**Supplied material**
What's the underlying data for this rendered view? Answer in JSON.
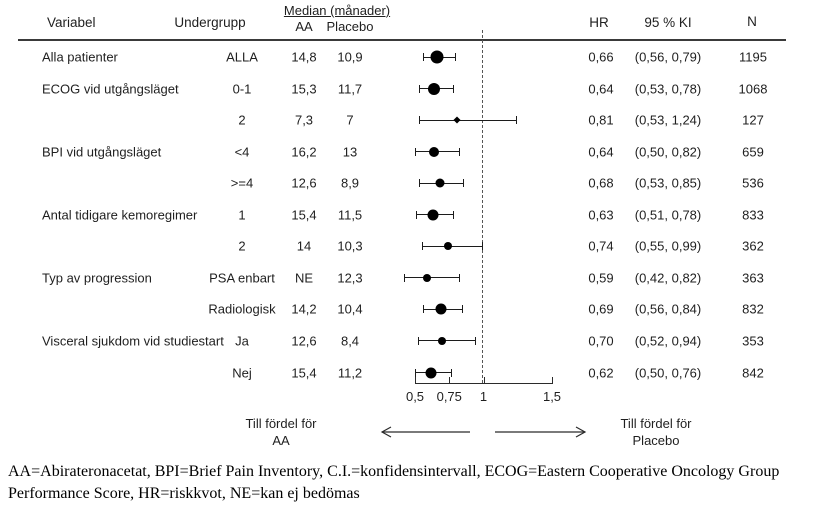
{
  "chart_data": {
    "type": "scatter",
    "subtype": "forest-plot",
    "x_axis": {
      "scale": "linear",
      "range": [
        0.5,
        1.5
      ],
      "reference_line": 1,
      "ticks": [
        {
          "value": 0.5,
          "label": "0,5"
        },
        {
          "value": 0.75,
          "label": "0,75"
        },
        {
          "value": 1,
          "label": "1"
        },
        {
          "value": 1.5,
          "label": "1,5"
        }
      ]
    },
    "headers": {
      "variabel": "Variabel",
      "undergrupp": "Undergrupp",
      "median_group": "Median (månader)",
      "aa": "AA",
      "placebo": "Placebo",
      "hr": "HR",
      "ki": "95 % KI",
      "n": "N"
    },
    "rows": [
      {
        "variable": "Alla patienter",
        "subgroup": "ALLA",
        "median_aa": "14,8",
        "median_placebo": "10,9",
        "hr": 0.66,
        "hr_label": "0,66",
        "ci_low": 0.56,
        "ci_high": 0.79,
        "ci_label": "(0,56, 0,79)",
        "n": 1195,
        "n_label": "1195"
      },
      {
        "variable": "ECOG vid utgångsläget",
        "subgroup": "0-1",
        "median_aa": "15,3",
        "median_placebo": "11,7",
        "hr": 0.64,
        "hr_label": "0,64",
        "ci_low": 0.53,
        "ci_high": 0.78,
        "ci_label": "(0,53, 0,78)",
        "n": 1068,
        "n_label": "1068"
      },
      {
        "variable": "",
        "subgroup": "2",
        "median_aa": "7,3",
        "median_placebo": "7",
        "hr": 0.81,
        "hr_label": "0,81",
        "ci_low": 0.53,
        "ci_high": 1.24,
        "ci_label": "(0,53, 1,24)",
        "n": 127,
        "n_label": "127"
      },
      {
        "variable": "BPI vid utgångsläget",
        "subgroup": "<4",
        "median_aa": "16,2",
        "median_placebo": "13",
        "hr": 0.64,
        "hr_label": "0,64",
        "ci_low": 0.5,
        "ci_high": 0.82,
        "ci_label": "(0,50, 0,82)",
        "n": 659,
        "n_label": "659"
      },
      {
        "variable": "",
        "subgroup": ">=4",
        "median_aa": "12,6",
        "median_placebo": "8,9",
        "hr": 0.68,
        "hr_label": "0,68",
        "ci_low": 0.53,
        "ci_high": 0.85,
        "ci_label": "(0,53, 0,85)",
        "n": 536,
        "n_label": "536"
      },
      {
        "variable": "Antal tidigare kemoregimer",
        "subgroup": "1",
        "median_aa": "15,4",
        "median_placebo": "11,5",
        "hr": 0.63,
        "hr_label": "0,63",
        "ci_low": 0.51,
        "ci_high": 0.78,
        "ci_label": "(0,51, 0,78)",
        "n": 833,
        "n_label": "833"
      },
      {
        "variable": "",
        "subgroup": "2",
        "median_aa": "14",
        "median_placebo": "10,3",
        "hr": 0.74,
        "hr_label": "0,74",
        "ci_low": 0.55,
        "ci_high": 0.99,
        "ci_label": "(0,55, 0,99)",
        "n": 362,
        "n_label": "362"
      },
      {
        "variable": "Typ av progression",
        "subgroup": "PSA enbart",
        "median_aa": "NE",
        "median_placebo": "12,3",
        "hr": 0.59,
        "hr_label": "0,59",
        "ci_low": 0.42,
        "ci_high": 0.82,
        "ci_label": "(0,42, 0,82)",
        "n": 363,
        "n_label": "363"
      },
      {
        "variable": "",
        "subgroup": "Radiologisk",
        "median_aa": "14,2",
        "median_placebo": "10,4",
        "hr": 0.69,
        "hr_label": "0,69",
        "ci_low": 0.56,
        "ci_high": 0.84,
        "ci_label": "(0,56, 0,84)",
        "n": 832,
        "n_label": "832"
      },
      {
        "variable": "Visceral sjukdom vid studiestart",
        "subgroup": "Ja",
        "median_aa": "12,6",
        "median_placebo": "8,4",
        "hr": 0.7,
        "hr_label": "0,70",
        "ci_low": 0.52,
        "ci_high": 0.94,
        "ci_label": "(0,52, 0,94)",
        "n": 353,
        "n_label": "353"
      },
      {
        "variable": "",
        "subgroup": "Nej",
        "median_aa": "15,4",
        "median_placebo": "11,2",
        "hr": 0.62,
        "hr_label": "0,62",
        "ci_low": 0.5,
        "ci_high": 0.76,
        "ci_label": "(0,50, 0,76)",
        "n": 842,
        "n_label": "842"
      }
    ],
    "favors": {
      "left_line1": "Till fördel för",
      "left_line2": "AA",
      "right_line1": "Till fördel för",
      "right_line2": "Placebo"
    }
  },
  "footnote": {
    "line1": "AA=Abirateronacetat, BPI=Brief Pain Inventory, C.I.=konfidensintervall, ECOG=Eastern Cooperative Oncology Group",
    "line2": "Performance Score, HR=riskkvot, NE=kan ej bedömas"
  },
  "colors": {
    "text": "#1f1f1f",
    "line": "#2b2b2b",
    "marker": "#000000",
    "reference_dash": "#555555"
  }
}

**Challenge**
Transcribe all of the records above character for character. Exclude the pictures.

**Correct result**
What's the underlying data for this rendered view? Answer in JSON.
{
  "chart_data": {
    "type": "scatter",
    "subtype": "forest-plot",
    "x_axis": {
      "scale": "linear",
      "range": [
        0.5,
        1.5
      ],
      "reference_line": 1,
      "ticks": [
        {
          "value": 0.5,
          "label": "0,5"
        },
        {
          "value": 0.75,
          "label": "0,75"
        },
        {
          "value": 1,
          "label": "1"
        },
        {
          "value": 1.5,
          "label": "1,5"
        }
      ]
    },
    "headers": {
      "variabel": "Variabel",
      "undergrupp": "Undergrupp",
      "median_group": "Median (månader)",
      "aa": "AA",
      "placebo": "Placebo",
      "hr": "HR",
      "ki": "95 % KI",
      "n": "N"
    },
    "rows": [
      {
        "variable": "Alla patienter",
        "subgroup": "ALLA",
        "median_aa": "14,8",
        "median_placebo": "10,9",
        "hr": 0.66,
        "hr_label": "0,66",
        "ci_low": 0.56,
        "ci_high": 0.79,
        "ci_label": "(0,56, 0,79)",
        "n": 1195,
        "n_label": "1195"
      },
      {
        "variable": "ECOG vid utgångsläget",
        "subgroup": "0-1",
        "median_aa": "15,3",
        "median_placebo": "11,7",
        "hr": 0.64,
        "hr_label": "0,64",
        "ci_low": 0.53,
        "ci_high": 0.78,
        "ci_label": "(0,53, 0,78)",
        "n": 1068,
        "n_label": "1068"
      },
      {
        "variable": "",
        "subgroup": "2",
        "median_aa": "7,3",
        "median_placebo": "7",
        "hr": 0.81,
        "hr_label": "0,81",
        "ci_low": 0.53,
        "ci_high": 1.24,
        "ci_label": "(0,53, 1,24)",
        "n": 127,
        "n_label": "127"
      },
      {
        "variable": "BPI vid utgångsläget",
        "subgroup": "<4",
        "median_aa": "16,2",
        "median_placebo": "13",
        "hr": 0.64,
        "hr_label": "0,64",
        "ci_low": 0.5,
        "ci_high": 0.82,
        "ci_label": "(0,50, 0,82)",
        "n": 659,
        "n_label": "659"
      },
      {
        "variable": "",
        "subgroup": ">=4",
        "median_aa": "12,6",
        "median_placebo": "8,9",
        "hr": 0.68,
        "hr_label": "0,68",
        "ci_low": 0.53,
        "ci_high": 0.85,
        "ci_label": "(0,53, 0,85)",
        "n": 536,
        "n_label": "536"
      },
      {
        "variable": "Antal tidigare kemoregimer",
        "subgroup": "1",
        "median_aa": "15,4",
        "median_placebo": "11,5",
        "hr": 0.63,
        "hr_label": "0,63",
        "ci_low": 0.51,
        "ci_high": 0.78,
        "ci_label": "(0,51, 0,78)",
        "n": 833,
        "n_label": "833"
      },
      {
        "variable": "",
        "subgroup": "2",
        "median_aa": "14",
        "median_placebo": "10,3",
        "hr": 0.74,
        "hr_label": "0,74",
        "ci_low": 0.55,
        "ci_high": 0.99,
        "ci_label": "(0,55, 0,99)",
        "n": 362,
        "n_label": "362"
      },
      {
        "variable": "Typ av progression",
        "subgroup": "PSA enbart",
        "median_aa": "NE",
        "median_placebo": "12,3",
        "hr": 0.59,
        "hr_label": "0,59",
        "ci_low": 0.42,
        "ci_high": 0.82,
        "ci_label": "(0,42, 0,82)",
        "n": 363,
        "n_label": "363"
      },
      {
        "variable": "",
        "subgroup": "Radiologisk",
        "median_aa": "14,2",
        "median_placebo": "10,4",
        "hr": 0.69,
        "hr_label": "0,69",
        "ci_low": 0.56,
        "ci_high": 0.84,
        "ci_label": "(0,56, 0,84)",
        "n": 832,
        "n_label": "832"
      },
      {
        "variable": "Visceral sjukdom vid studiestart",
        "subgroup": "Ja",
        "median_aa": "12,6",
        "median_placebo": "8,4",
        "hr": 0.7,
        "hr_label": "0,70",
        "ci_low": 0.52,
        "ci_high": 0.94,
        "ci_label": "(0,52, 0,94)",
        "n": 353,
        "n_label": "353"
      },
      {
        "variable": "",
        "subgroup": "Nej",
        "median_aa": "15,4",
        "median_placebo": "11,2",
        "hr": 0.62,
        "hr_label": "0,62",
        "ci_low": 0.5,
        "ci_high": 0.76,
        "ci_label": "(0,50, 0,76)",
        "n": 842,
        "n_label": "842"
      }
    ],
    "favors": {
      "left_line1": "Till fördel för",
      "left_line2": "AA",
      "right_line1": "Till fördel för",
      "right_line2": "Placebo"
    }
  },
  "footnote": {
    "line1": "AA=Abirateronacetat, BPI=Brief Pain Inventory, C.I.=konfidensintervall, ECOG=Eastern Cooperative Oncology Group",
    "line2": "Performance Score, HR=riskkvot, NE=kan ej bedömas"
  },
  "colors": {
    "text": "#1f1f1f",
    "line": "#2b2b2b",
    "marker": "#000000",
    "reference_dash": "#555555"
  }
}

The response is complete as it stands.